[Dataset excerpt]
********************
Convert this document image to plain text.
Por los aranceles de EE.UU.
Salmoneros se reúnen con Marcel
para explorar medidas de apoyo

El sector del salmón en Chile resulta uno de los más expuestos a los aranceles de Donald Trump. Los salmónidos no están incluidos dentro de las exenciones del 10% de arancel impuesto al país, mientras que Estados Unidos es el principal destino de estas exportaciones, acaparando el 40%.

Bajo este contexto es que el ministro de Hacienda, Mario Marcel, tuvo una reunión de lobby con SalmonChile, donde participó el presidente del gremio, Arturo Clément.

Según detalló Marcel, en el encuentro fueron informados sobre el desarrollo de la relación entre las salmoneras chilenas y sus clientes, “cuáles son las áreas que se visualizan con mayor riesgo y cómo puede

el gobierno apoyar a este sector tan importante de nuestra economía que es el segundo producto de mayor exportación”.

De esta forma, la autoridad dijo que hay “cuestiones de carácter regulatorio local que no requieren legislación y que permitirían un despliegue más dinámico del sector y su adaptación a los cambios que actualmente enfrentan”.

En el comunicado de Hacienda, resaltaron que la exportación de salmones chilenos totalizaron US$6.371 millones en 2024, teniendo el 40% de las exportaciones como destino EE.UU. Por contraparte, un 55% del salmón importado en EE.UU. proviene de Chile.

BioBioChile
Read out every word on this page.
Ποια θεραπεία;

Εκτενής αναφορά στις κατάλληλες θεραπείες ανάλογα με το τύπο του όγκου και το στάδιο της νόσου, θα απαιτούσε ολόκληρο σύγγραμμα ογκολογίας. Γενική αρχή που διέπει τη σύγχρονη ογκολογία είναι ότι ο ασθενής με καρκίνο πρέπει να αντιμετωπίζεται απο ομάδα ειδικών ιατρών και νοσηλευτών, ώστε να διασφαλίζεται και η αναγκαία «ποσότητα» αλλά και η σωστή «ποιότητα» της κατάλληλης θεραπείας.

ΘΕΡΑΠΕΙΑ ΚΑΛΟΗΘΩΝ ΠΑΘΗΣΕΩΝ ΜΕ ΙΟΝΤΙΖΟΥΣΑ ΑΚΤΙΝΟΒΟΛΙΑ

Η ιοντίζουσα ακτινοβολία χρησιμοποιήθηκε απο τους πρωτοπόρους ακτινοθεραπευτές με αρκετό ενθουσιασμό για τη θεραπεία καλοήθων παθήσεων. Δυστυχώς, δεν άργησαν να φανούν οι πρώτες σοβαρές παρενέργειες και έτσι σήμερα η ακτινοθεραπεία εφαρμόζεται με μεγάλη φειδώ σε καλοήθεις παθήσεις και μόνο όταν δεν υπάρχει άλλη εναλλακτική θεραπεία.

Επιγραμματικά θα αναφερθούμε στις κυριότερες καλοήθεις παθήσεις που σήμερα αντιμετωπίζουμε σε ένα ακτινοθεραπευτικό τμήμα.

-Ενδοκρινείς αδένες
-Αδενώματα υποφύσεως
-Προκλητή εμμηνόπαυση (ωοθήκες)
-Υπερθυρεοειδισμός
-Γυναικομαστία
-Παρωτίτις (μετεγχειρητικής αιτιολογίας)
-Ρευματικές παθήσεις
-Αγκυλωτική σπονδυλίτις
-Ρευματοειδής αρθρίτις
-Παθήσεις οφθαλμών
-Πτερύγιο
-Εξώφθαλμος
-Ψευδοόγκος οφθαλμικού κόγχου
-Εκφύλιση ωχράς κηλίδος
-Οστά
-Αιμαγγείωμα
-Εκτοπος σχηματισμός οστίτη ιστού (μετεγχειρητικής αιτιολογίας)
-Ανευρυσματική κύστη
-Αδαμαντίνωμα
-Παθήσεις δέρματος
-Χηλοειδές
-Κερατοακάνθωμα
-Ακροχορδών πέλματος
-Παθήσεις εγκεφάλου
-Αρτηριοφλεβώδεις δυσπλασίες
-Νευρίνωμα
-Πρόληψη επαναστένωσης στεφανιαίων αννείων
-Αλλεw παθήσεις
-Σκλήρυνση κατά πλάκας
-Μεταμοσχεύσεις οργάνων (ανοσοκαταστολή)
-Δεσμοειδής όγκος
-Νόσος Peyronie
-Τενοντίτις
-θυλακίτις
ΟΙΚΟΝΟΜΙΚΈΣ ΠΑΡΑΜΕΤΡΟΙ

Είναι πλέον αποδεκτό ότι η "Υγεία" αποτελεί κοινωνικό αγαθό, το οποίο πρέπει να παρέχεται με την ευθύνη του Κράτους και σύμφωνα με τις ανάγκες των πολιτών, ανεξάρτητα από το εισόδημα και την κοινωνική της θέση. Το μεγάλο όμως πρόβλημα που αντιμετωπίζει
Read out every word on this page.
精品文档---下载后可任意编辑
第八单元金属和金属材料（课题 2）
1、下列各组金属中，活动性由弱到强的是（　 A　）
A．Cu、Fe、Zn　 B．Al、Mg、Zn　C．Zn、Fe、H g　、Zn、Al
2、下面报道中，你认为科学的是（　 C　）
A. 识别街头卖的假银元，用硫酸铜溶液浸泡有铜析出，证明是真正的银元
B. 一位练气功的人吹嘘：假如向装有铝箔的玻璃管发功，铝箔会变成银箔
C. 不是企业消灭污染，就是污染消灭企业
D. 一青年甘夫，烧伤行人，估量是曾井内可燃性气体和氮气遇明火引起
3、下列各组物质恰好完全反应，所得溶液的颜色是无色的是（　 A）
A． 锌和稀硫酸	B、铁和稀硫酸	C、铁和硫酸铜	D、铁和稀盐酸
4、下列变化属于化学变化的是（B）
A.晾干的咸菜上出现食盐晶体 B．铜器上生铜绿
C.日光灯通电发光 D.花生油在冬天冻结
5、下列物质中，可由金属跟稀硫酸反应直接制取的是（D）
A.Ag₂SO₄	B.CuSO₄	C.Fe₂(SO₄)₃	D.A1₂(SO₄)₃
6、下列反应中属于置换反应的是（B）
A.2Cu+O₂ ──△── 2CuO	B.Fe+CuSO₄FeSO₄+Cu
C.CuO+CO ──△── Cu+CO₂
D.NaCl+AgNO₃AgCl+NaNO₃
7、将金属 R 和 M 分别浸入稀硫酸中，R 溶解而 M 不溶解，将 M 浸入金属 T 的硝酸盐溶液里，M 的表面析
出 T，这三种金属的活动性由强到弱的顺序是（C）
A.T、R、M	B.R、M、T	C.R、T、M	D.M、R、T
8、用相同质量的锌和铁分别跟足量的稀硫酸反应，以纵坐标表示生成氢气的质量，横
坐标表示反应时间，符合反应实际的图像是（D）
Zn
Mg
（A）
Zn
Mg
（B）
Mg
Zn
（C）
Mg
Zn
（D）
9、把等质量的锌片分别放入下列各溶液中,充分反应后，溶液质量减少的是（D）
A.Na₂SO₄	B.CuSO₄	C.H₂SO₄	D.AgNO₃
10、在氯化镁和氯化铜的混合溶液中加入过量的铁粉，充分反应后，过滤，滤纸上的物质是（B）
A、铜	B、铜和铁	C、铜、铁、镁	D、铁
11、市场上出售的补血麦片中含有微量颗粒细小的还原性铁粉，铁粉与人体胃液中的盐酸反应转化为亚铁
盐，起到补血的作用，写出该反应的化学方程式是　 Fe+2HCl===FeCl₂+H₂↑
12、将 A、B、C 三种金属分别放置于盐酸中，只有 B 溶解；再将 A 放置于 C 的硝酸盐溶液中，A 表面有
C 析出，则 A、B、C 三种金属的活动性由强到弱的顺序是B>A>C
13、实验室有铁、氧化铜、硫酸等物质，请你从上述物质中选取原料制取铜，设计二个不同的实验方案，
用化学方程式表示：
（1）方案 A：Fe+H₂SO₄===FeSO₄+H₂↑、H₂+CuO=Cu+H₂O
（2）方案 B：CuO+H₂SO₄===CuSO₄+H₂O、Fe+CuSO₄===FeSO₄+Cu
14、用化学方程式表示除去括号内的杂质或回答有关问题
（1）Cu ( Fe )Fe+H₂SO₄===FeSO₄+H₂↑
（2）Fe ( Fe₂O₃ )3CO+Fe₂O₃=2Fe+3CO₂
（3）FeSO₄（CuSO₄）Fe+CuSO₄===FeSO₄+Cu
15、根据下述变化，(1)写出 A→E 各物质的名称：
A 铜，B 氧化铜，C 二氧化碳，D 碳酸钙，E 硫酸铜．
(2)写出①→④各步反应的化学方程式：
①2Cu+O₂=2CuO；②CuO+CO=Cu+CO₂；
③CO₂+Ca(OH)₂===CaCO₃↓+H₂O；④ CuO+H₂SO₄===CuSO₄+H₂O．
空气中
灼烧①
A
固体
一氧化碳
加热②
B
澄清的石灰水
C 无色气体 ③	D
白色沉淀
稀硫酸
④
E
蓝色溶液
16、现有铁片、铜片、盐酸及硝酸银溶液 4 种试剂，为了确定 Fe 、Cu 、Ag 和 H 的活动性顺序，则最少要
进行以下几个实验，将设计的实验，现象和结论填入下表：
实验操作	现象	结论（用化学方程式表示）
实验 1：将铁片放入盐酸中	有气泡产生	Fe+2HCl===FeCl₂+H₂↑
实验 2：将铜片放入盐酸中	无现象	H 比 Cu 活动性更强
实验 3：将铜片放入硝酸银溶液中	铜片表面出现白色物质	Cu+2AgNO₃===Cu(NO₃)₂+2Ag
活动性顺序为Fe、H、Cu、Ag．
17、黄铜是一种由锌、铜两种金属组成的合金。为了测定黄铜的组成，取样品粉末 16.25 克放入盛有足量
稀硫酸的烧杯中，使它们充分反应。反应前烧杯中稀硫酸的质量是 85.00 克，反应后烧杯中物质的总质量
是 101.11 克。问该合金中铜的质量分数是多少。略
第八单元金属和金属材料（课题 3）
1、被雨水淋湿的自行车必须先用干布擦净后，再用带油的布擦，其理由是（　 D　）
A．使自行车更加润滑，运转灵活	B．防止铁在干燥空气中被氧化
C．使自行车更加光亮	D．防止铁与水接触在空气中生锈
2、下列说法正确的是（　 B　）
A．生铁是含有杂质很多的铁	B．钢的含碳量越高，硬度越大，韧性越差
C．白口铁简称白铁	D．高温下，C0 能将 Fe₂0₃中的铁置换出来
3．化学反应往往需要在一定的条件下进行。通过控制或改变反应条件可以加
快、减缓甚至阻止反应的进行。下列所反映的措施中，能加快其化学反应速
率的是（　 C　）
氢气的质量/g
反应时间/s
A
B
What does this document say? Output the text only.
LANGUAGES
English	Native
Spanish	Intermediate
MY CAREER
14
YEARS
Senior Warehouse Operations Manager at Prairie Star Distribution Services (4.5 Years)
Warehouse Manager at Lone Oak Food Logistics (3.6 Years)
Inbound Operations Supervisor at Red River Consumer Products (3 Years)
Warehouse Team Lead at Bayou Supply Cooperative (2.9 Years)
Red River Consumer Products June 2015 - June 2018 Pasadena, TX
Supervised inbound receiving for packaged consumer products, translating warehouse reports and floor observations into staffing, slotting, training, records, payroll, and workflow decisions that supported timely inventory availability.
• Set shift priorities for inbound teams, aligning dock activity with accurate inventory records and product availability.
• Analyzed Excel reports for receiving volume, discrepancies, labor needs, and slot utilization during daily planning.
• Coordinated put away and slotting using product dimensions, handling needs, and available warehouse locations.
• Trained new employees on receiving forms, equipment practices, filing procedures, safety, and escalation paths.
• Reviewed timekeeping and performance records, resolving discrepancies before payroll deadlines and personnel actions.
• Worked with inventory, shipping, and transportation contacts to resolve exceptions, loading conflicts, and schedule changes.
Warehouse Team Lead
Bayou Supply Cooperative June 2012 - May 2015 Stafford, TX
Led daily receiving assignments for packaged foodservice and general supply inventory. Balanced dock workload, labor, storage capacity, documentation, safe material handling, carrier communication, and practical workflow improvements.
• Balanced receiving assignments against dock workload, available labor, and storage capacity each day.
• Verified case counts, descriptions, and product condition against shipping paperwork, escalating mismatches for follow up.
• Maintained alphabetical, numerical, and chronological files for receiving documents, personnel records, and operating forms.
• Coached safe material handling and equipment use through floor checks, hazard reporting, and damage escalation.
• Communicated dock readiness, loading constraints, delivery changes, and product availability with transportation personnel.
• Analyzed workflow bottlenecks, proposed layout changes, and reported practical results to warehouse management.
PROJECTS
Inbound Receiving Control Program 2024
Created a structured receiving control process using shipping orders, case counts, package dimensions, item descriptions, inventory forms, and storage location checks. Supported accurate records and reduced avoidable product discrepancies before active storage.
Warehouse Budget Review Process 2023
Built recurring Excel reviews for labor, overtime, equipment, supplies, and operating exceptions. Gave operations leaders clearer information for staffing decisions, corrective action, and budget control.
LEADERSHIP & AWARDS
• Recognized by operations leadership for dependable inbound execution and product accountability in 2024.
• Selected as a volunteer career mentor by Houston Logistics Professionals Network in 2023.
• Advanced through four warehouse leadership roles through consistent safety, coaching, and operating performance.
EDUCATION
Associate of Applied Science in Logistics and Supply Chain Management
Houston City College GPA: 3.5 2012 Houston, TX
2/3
********************
What to produce:
Look through the entries above; copy each line where the string "Balanced" appears.

Result for this task:
Led daily receiving assignments for packaged foodservice and general supply inventory. Balanced dock workload, labor, storage capacity, documentation, safe material handling, carrier communication, and practical workflow improvements.
• Balanced receiving assignments against dock workload, available labor, and storage capacity each day.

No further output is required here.